» **Work to be completed**: Find each line containing the word "doing" and report how many there are. Add nothing else.
** start of Input **
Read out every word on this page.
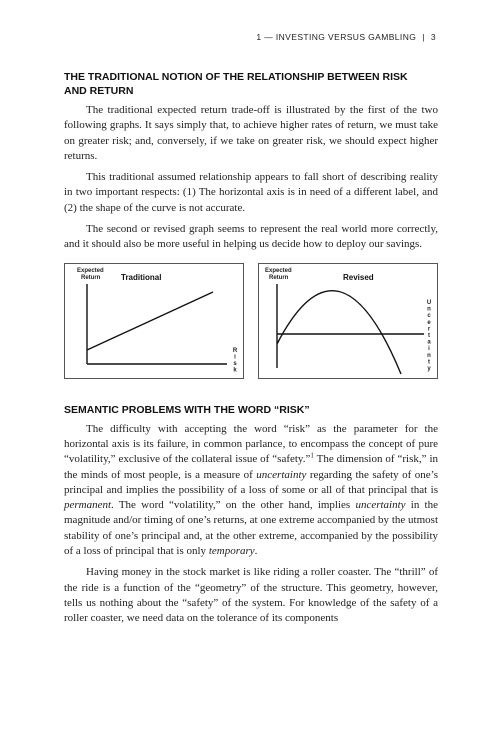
1 — INVESTING VERSUS GAMBLING | 3
THE TRADITIONAL NOTION OF THE RELATIONSHIP BETWEEN RISK
AND RETURN

The traditional expected return trade-off is illustrated by the first of the two following graphs. It says simply that, to achieve higher rates of return, we must take on greater risk; and, conversely, if we take on greater risk, we should expect higher returns.

This traditional assumed relationship appears to fall short of describing reality in two important respects: (1) The horizontal axis is in need of a different label, and (2) the shape of the curve is not accurate.

The second or revised graph seems to represent the real world more correctly, and it should also be more useful in helping us decide how to deploy our savings.

Expected
Return	Traditional
R
i
s
k
Expected
Return	Revised
U
n
c
e
r
t
a
i
n
t
y
SEMANTIC PROBLEMS WITH THE WORD “RISK”

The difficulty with accepting the word “risk” as the parameter for the horizontal axis is its failure, in common parlance, to encompass the concept of pure “volatility,” exclusive of the collateral issue of “safety.”$^1$ The dimension of “risk,” in the minds of most people, is a measure of uncertainty regarding the safety of one’s principal and implies the possibility of a loss of some or all of that principal that is permanent. The word “volatility,” on the other hand, implies uncertainty in the magnitude and/or timing of one’s returns, at one extreme accompanied by the utmost stability of one’s principal and, at the other extreme, accompanied by the possibility of a loss of principal that is only temporary.

Having money in the stock market is like riding a roller coaster. The “thrill” of the ride is a function of the “geometry” of the structure. This geometry, however, tells us nothing about the “safety” of the system. For knowledge of the safety of a roller coaster, we need data on the tolerance of its components
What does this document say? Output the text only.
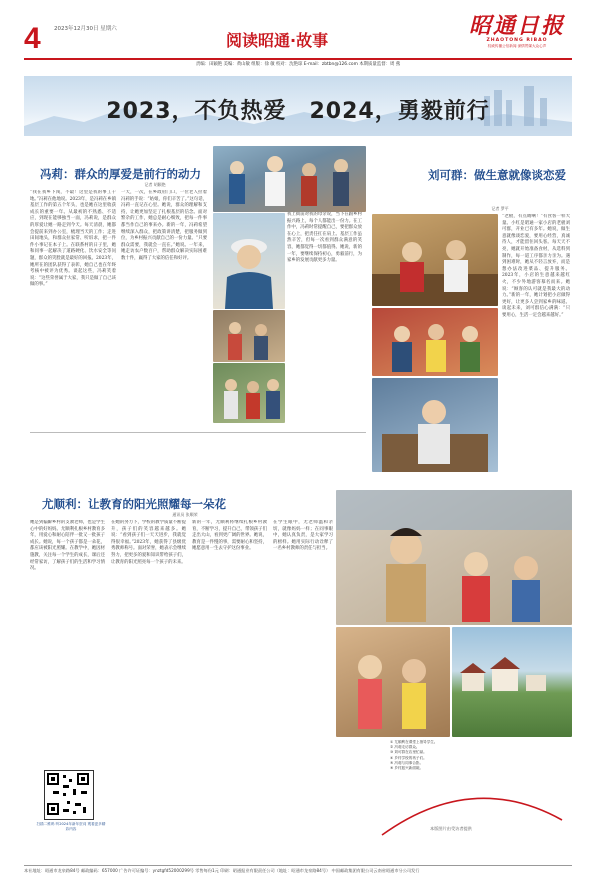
4 2023年12月30日 星期六
阅读昭通·故事
昭通日报
ZHAOTONG RIBAO
权威传播公信新闻 深情贯媒大众心声
责编：田颖艳 美编：黄山敏 组版：徐 敏 校对：沈艳琼 E-mail：zbtbn@126.com 本期质量监督：周 燕
2023，不负热爱　2024，勇毅前行
冯莉：群众的厚爱是前行的动力
记者 胡颖艳
“我在我乡下闯，不最！这里是我的事工干地。”冯莉在他地说。2023年，是冯莉在乡镇基层工作的第五个年头，也是她在这里收获成长的重要一年。从最初的不熟悉、不适应，到现在能够独当一面，冯莉说，是群众的厚爱让她一路走到今天。每天清晨，她都会提前来到办公室，梳理当天的工作；走进田间地头，和群众拉家常、听诉求，把一件件小事记在本子上。在联系村的日子里，她和同事一起解决了道路硬化、饮水安全等问题，群众的笑脸就是最好的回报。2023年，她所在的团队获得了表彰，她自己也在年终考核中被评为优秀。谈起这些，冯莉笑着说：“这些荣誉属于大家，我只是做了自己该做的事。”
一天，一次，在乡政府门口，一位老人拉着冯莉的手说：“姑娘，你们辛苦了。”这句话，冯莉一直记在心里。她说，群众的理解和支持，让她更加坚定了扎根基层的信念。面对繁杂的工作，她总是耐心细致，把每一件事都当作自己的事来办。新的一年，冯莉希望继续深入群众，把政策讲清楚，把服务做到位，为乡村振兴贡献自己的一份力量。“只要群众需要，我就会一直在。”她说。一年来，她走访农户数百户，帮助群众解决实际困难数十件，赢得了大家的信任和好评。
我上街前对我的母亲说，当下在跟乡村振兴路上，每个人都能出一份力。在工作中，冯莉时常提醒自己，要把群众放在心上，把责任扛在肩上。基层工作虽然辛苦，但每一次看到群众满意的笑容，她都觉得一切都值得。她说，新的一年，要继续保持初心，勇毅前行，为家乡的发展贡献更多力量。
刘可群：做生意就像谈恋爱
记者 罗平
“老板，有点睛啊！”有食客一样大量。小红是昭通一家小店的老板刘可群，开业已有多年。她说，做生意就像谈恋爱，要用心经营，真诚待人，才能留住回头客。每天天不亮，她就开始准备食材，从选料到制作，每一道工序都亲力亲为。遇到困难时，她从不轻言放弃，而是想办法改进菜品、提升服务。2023年，小店的生意越来越红火，不少外地游客慕名而来。她说：“顾客的认可就是我最大的动力。”新的一年，她计划把小店做得更好，让更多人尝到家乡的味道。谈起未来，刘可群信心满满：“只要用心，生活一定会越来越好。”
尤顺利：让教育的阳光照耀每一朵花
通讯员 张顺荣
她是到偏僻乡村的支教老师，也是学生心中的好妈妈。尤顺利扎根乡村教育多年，用爱心和耐心陪伴一批又一批孩子成长。她说，每一个孩子都是一朵花，都应该被阳光照耀。在教学中，她因材施教，关注每一个学生的成长，课后还经常家访，了解孩子们的生活和学习情况。
在她的努力下，学校的教学质量不断提升，孩子们的笑容越来越多。她说：“看到孩子们一天天进步，我就觉得很幸福。”2023年，她获得了县级优秀教师称号。面对荣誉，她表示会继续努力，把更多的爱和知识带给孩子们，让教育的阳光照亮每一个孩子的未来。
新的一年，尤顺利将继续扎根乡村教育，不断学习，提升自己，带领孩子们走出大山，看到更广阔的世界。她说，教育是一件慢的事，需要耐心和坚持，她愿意用一生去守护这份事业。
在学生眼中，尤老师温和亲切，就像妈妈一样；在同事眼中，她认真负责，是大家学习的榜样。她用实际行动诠释了一名乡村教师的责任与担当。
扫描二维码 听2024年新年贺词 观看更多精彩内容
① 尤顺利在课堂上指导学生。
② 冯莉走访群众。
③ 刘可群在店里忙碌。
④ 乡村学校的孩子们。
⑤ 冯莉与同事合影。
⑥ 乡村振兴新面貌。
本版图片由受访者提供
本社地址：昭通市龙泉路84号 邮政编码：657000 广告许可证编号：ynztgfd52000299号 零售每份1元 印刷：昭通报业有限责任公司（地址：昭通市龙泉路84号） 中国邮政集团有限公司云南省昭通市分公司发行
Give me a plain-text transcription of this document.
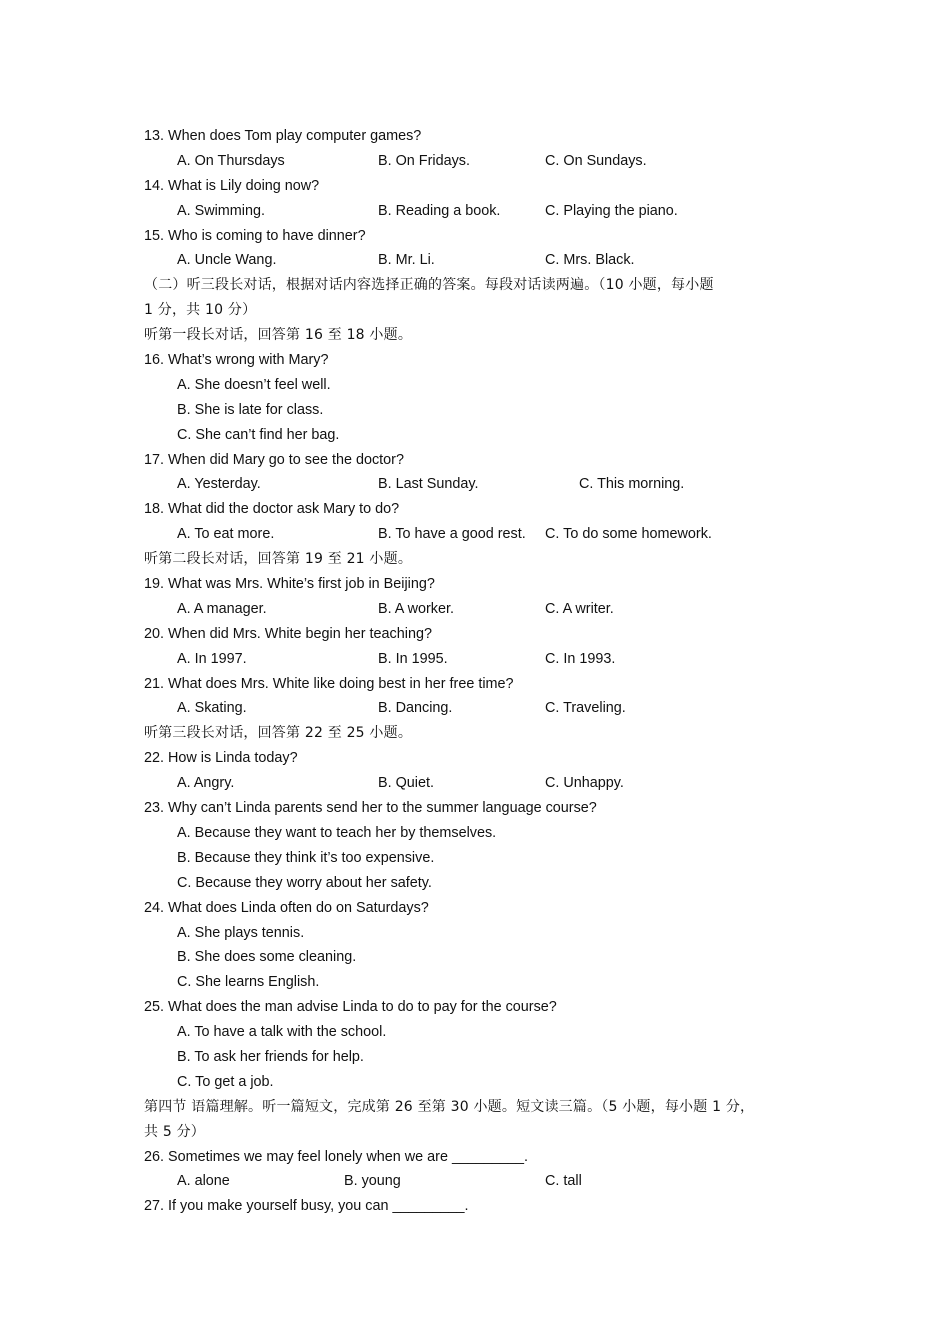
13. When does Tom play computer games?
A. On Thursdays	B. On Fridays.	C. On Sundays.
14. What is Lily doing now?
A. Swimming.	B. Reading a book.	C. Playing the piano.
15. Who is coming to have dinner?
A. Uncle Wang.	B. Mr. Li.	C. Mrs. Black.
（二）听三段长对话，根据对话内容选择正确的答案。每段对话读两遍。（10 小题，每小题
1 分，共 10 分）
听第一段长对话，回答第 16 至 18 小题。
16. What’s wrong with Mary?
A. She doesn’t feel well.
B. She is late for class.
C. She can’t find her bag.
17. When did Mary go to see the doctor?
A. Yesterday.	B. Last Sunday.	C. This morning.
18. What did the doctor ask Mary to do?
A. To eat more.	B. To have a good rest. C. To do some homework.
听第二段长对话，回答第 19 至 21 小题。
19. What was Mrs. White’s first job in Beijing?
A. A manager.	B. A worker.	C. A writer.
20. When did Mrs. White begin her teaching?
A. In 1997.	B. In 1995.	C. In 1993.
21. What does Mrs. White like doing best in her free time?
A. Skating.	B. Dancing.	C. Traveling.
听第三段长对话，回答第 22 至 25 小题。
22. How is Linda today?
A. Angry.	B. Quiet.	C. Unhappy.
23. Why can’t Linda parents send her to the summer language course?
A. Because they want to teach her by themselves.
B. Because they think it’s too expensive.
C. Because they worry about her safety.
24. What does Linda often do on Saturdays?
A. She plays tennis.
B. She does some cleaning.
C. She learns English.
25. What does the man advise Linda to do to pay for the course?
A. To have a talk with the school.
B. To ask her friends for help.
C. To get a job.
第四节 语篇理解。听一篇短文，完成第 26 至第 30 小题。短文读三篇。（5 小题，每小题 1 分，
共 5 分）
26. Sometimes we may feel lonely when we are _________.
A. alone	B. young	C. tall
27. If you make yourself busy, you can _________.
** end of Input **
» **The reply**: 2